--- TASK DATA ---

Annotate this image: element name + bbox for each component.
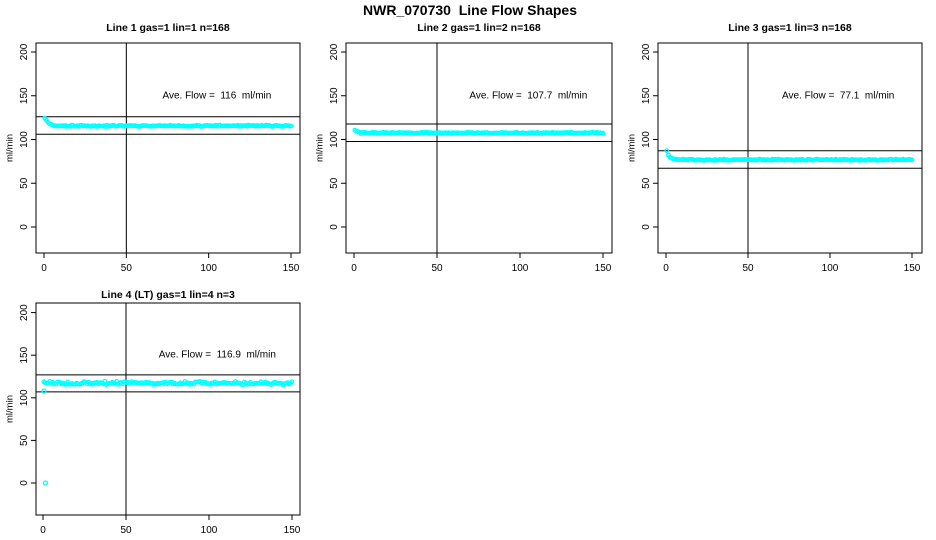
y-tick-label: 100 [641, 131, 652, 148]
y-tick-label: 150 [329, 87, 340, 104]
x-tick-label: 100 [822, 263, 839, 274]
data-points [42, 115, 294, 129]
x-tick-label: 0 [41, 263, 47, 274]
y-tick-label: 0 [641, 224, 652, 230]
data-points [41, 378, 295, 486]
data-points [352, 127, 606, 136]
figure-title: NWR_070730 Line Flow Shapes [363, 2, 577, 18]
y-tick-label: 200 [19, 43, 30, 60]
y-tick-label: 150 [641, 87, 652, 104]
x-tick-label: 150 [284, 525, 301, 536]
subplot-3-ave-flow-annotation: Ave. Flow = 77.1 ml/min [782, 90, 895, 102]
subplot-1-title: Line 1 gas=1 lin=1 n=168 [106, 22, 230, 34]
x-axis: 0 50 100 150 [351, 253, 612, 274]
y-tick-label: 0 [19, 224, 30, 230]
plot-box [35, 42, 301, 254]
x-axis: 0 50 100 150 [41, 253, 300, 274]
subplot-2-ylabel: ml/min [314, 134, 326, 162]
plot-box [657, 42, 923, 254]
y-tick-label: 150 [19, 346, 30, 363]
subplot-4-title: Line 4 (LT) gas=1 lin=4 n=3 [101, 289, 235, 301]
subplot-4-ylabel: ml/min [4, 395, 16, 423]
x-tick-label: 100 [512, 263, 529, 274]
data-points [664, 148, 915, 163]
x-tick-label: 0 [351, 263, 357, 274]
y-tick-label: 100 [329, 131, 340, 148]
subplot-1-ave-flow-annotation: Ave. Flow = 116 ml/min [162, 90, 272, 102]
subplot-3-title: Line 3 gas=1 lin=3 n=168 [728, 22, 852, 34]
x-tick-label: 100 [201, 525, 218, 536]
subplot-2-title: Line 2 gas=1 lin=2 n=168 [417, 22, 541, 34]
subplot-1-ylabel: ml/min [4, 134, 16, 162]
outlier-point [42, 480, 49, 486]
y-tick-label: 100 [19, 389, 30, 406]
subplot-2: 0 50 100 150 0 50 100 150 200 [329, 42, 613, 274]
subplot-4: 0 50 100 150 0 50 100 150 200 [19, 302, 301, 536]
y-tick-label: 200 [641, 43, 652, 60]
x-tick-label: 150 [904, 263, 921, 274]
subplot-3: 0 50 100 150 0 50 100 150 200 [641, 42, 923, 274]
y-tick-label: 50 [641, 177, 652, 189]
x-tick-label: 150 [283, 263, 300, 274]
subplot-3-ylabel: ml/min [626, 134, 638, 162]
subplot-4-ave-flow-annotation: Ave. Flow = 116.9 ml/min [158, 349, 276, 361]
y-axis: 0 50 100 150 200 [19, 43, 36, 230]
plot-box [35, 302, 301, 516]
x-axis: 0 50 100 150 [663, 253, 921, 274]
plot-box [345, 42, 613, 254]
subplot-2-ave-flow-annotation: Ave. Flow = 107.7 ml/min [469, 90, 588, 102]
y-axis: 0 50 100 150 200 [19, 304, 36, 486]
x-tick-label: 0 [663, 263, 669, 274]
y-tick-label: 200 [329, 43, 340, 60]
y-tick-label: 200 [19, 304, 30, 321]
x-tick-label: 50 [431, 263, 443, 274]
y-tick-label: 0 [19, 480, 30, 486]
x-tick-label: 0 [40, 525, 46, 536]
y-tick-label: 50 [329, 177, 340, 189]
x-tick-label: 100 [200, 263, 217, 274]
x-axis: 0 50 100 150 [40, 515, 301, 536]
x-tick-label: 50 [742, 263, 754, 274]
y-axis: 0 50 100 150 200 [329, 43, 346, 230]
outlier-point [41, 388, 47, 394]
subplot-1: 0 50 100 150 0 50 100 150 200 [19, 42, 301, 274]
y-axis: 0 50 100 150 200 [641, 43, 658, 230]
y-tick-label: 50 [19, 434, 30, 446]
x-tick-label: 50 [121, 263, 133, 274]
y-tick-label: 0 [329, 224, 340, 230]
y-tick-label: 150 [19, 87, 30, 104]
x-tick-label: 50 [120, 525, 132, 536]
y-tick-label: 100 [19, 131, 30, 148]
x-tick-label: 150 [595, 263, 612, 274]
y-tick-label: 50 [19, 177, 30, 189]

---

TASK DIRECTIONS: Copy out the material above line for line, leaving out the pictures.

TASK SOLUTION:
Annotate this image: element name + bbox for each component.
y-tick-label: 100 [641, 131, 652, 148]
y-tick-label: 150 [329, 87, 340, 104]
x-tick-label: 100 [822, 263, 839, 274]
data-points [42, 115, 294, 129]
x-tick-label: 0 [41, 263, 47, 274]
y-tick-label: 0 [641, 224, 652, 230]
data-points [41, 378, 295, 486]
data-points [352, 127, 606, 136]
figure-title: NWR_070730 Line Flow Shapes [363, 2, 577, 18]
y-tick-label: 200 [19, 43, 30, 60]
y-tick-label: 150 [641, 87, 652, 104]
x-tick-label: 150 [284, 525, 301, 536]
subplot-3-ave-flow-annotation: Ave. Flow = 77.1 ml/min [782, 90, 895, 102]
subplot-1-title: Line 1 gas=1 lin=1 n=168 [106, 22, 230, 34]
x-axis: 0 50 100 150 [351, 253, 612, 274]
y-tick-label: 0 [19, 224, 30, 230]
plot-box [35, 42, 301, 254]
x-axis: 0 50 100 150 [41, 253, 300, 274]
subplot-2-ylabel: ml/min [314, 134, 326, 162]
plot-box [657, 42, 923, 254]
y-tick-label: 150 [19, 346, 30, 363]
subplot-4-title: Line 4 (LT) gas=1 lin=4 n=3 [101, 289, 235, 301]
subplot-4-ylabel: ml/min [4, 395, 16, 423]
x-tick-label: 100 [512, 263, 529, 274]
data-points [664, 148, 915, 163]
x-tick-label: 0 [351, 263, 357, 274]
y-tick-label: 100 [329, 131, 340, 148]
subplot-1-ave-flow-annotation: Ave. Flow = 116 ml/min [162, 90, 272, 102]
subplot-3-title: Line 3 gas=1 lin=3 n=168 [728, 22, 852, 34]
x-tick-label: 100 [201, 525, 218, 536]
subplot-2-title: Line 2 gas=1 lin=2 n=168 [417, 22, 541, 34]
subplot-1-ylabel: ml/min [4, 134, 16, 162]
outlier-point [42, 480, 49, 486]
y-tick-label: 100 [19, 389, 30, 406]
subplot-2: 0 50 100 150 0 50 100 150 200 [329, 42, 613, 274]
subplot-4: 0 50 100 150 0 50 100 150 200 [19, 302, 301, 536]
y-tick-label: 200 [641, 43, 652, 60]
x-tick-label: 150 [904, 263, 921, 274]
subplot-3: 0 50 100 150 0 50 100 150 200 [641, 42, 923, 274]
y-tick-label: 50 [641, 177, 652, 189]
x-tick-label: 150 [283, 263, 300, 274]
subplot-3-ylabel: ml/min [626, 134, 638, 162]
subplot-4-ave-flow-annotation: Ave. Flow = 116.9 ml/min [158, 349, 276, 361]
y-axis: 0 50 100 150 200 [19, 43, 36, 230]
plot-box [35, 302, 301, 516]
x-axis: 0 50 100 150 [663, 253, 921, 274]
plot-box [345, 42, 613, 254]
subplot-2-ave-flow-annotation: Ave. Flow = 107.7 ml/min [469, 90, 588, 102]
y-axis: 0 50 100 150 200 [19, 304, 36, 486]
x-tick-label: 0 [663, 263, 669, 274]
y-tick-label: 200 [329, 43, 340, 60]
y-tick-label: 200 [19, 304, 30, 321]
x-tick-label: 50 [431, 263, 443, 274]
y-tick-label: 0 [19, 480, 30, 486]
x-tick-label: 0 [40, 525, 46, 536]
y-tick-label: 50 [329, 177, 340, 189]
x-tick-label: 100 [200, 263, 217, 274]
x-axis: 0 50 100 150 [40, 515, 301, 536]
x-tick-label: 50 [742, 263, 754, 274]
y-axis: 0 50 100 150 200 [329, 43, 346, 230]
outlier-point [41, 388, 47, 394]
subplot-1: 0 50 100 150 0 50 100 150 200 [19, 42, 301, 274]
y-axis: 0 50 100 150 200 [641, 43, 658, 230]
y-tick-label: 50 [19, 434, 30, 446]
x-tick-label: 50 [121, 263, 133, 274]
y-tick-label: 0 [329, 224, 340, 230]
y-tick-label: 150 [19, 87, 30, 104]
x-tick-label: 50 [120, 525, 132, 536]
y-tick-label: 100 [19, 131, 30, 148]
x-tick-label: 150 [595, 263, 612, 274]
y-tick-label: 50 [19, 177, 30, 189]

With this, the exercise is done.